--- Begin Data provided ---

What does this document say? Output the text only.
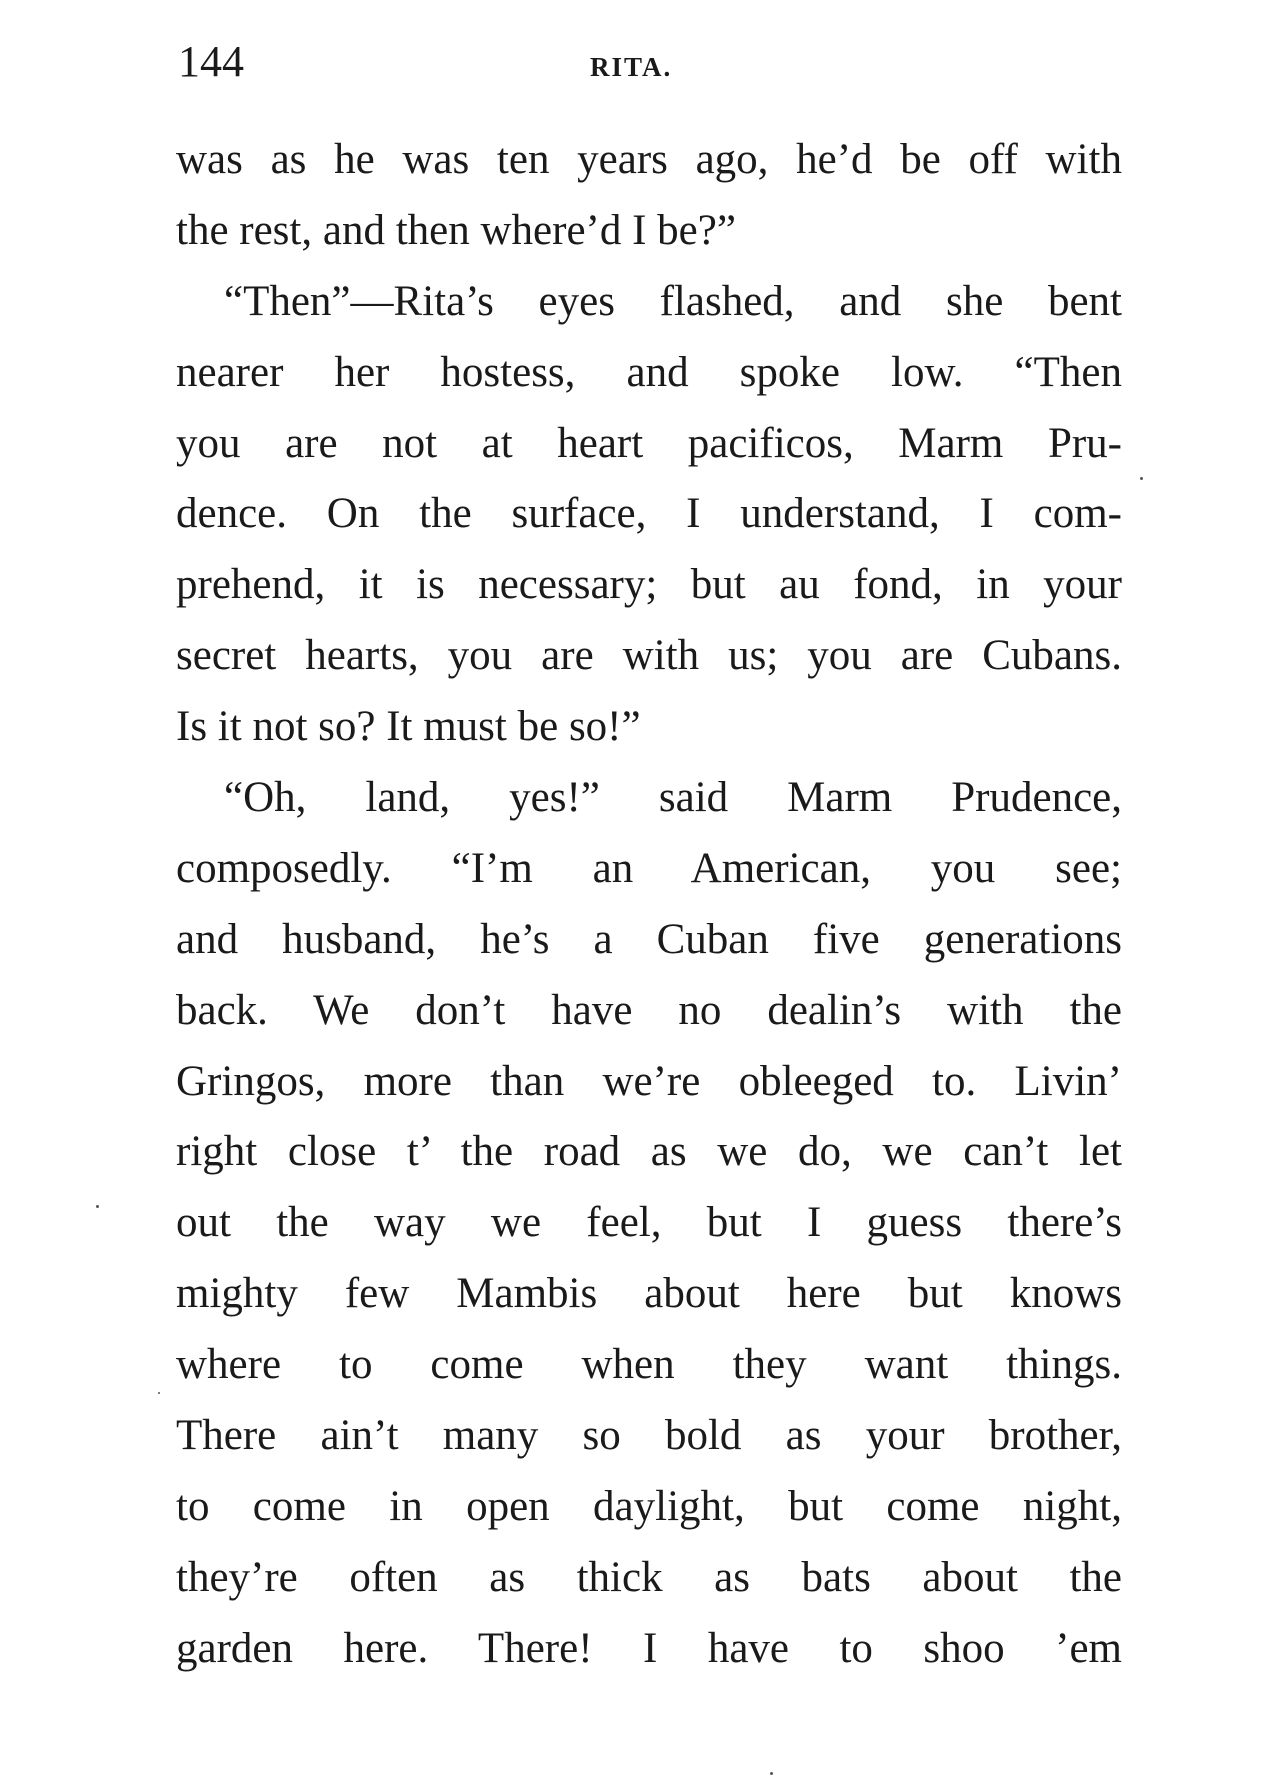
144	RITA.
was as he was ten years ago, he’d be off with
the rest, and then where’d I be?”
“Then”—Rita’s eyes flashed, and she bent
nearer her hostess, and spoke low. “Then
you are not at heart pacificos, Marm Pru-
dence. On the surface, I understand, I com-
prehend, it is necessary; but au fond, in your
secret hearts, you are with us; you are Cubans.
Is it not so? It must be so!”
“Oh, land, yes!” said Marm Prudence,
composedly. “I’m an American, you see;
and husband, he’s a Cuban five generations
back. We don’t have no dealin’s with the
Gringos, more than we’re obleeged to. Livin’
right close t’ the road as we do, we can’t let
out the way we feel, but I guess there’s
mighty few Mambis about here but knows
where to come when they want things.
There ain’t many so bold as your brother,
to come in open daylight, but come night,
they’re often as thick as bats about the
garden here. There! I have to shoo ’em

--- End Data provided ---

• [What the task asks]: State the number of lines above that hold the string "your", with nothing added.

• [Written solution]: 2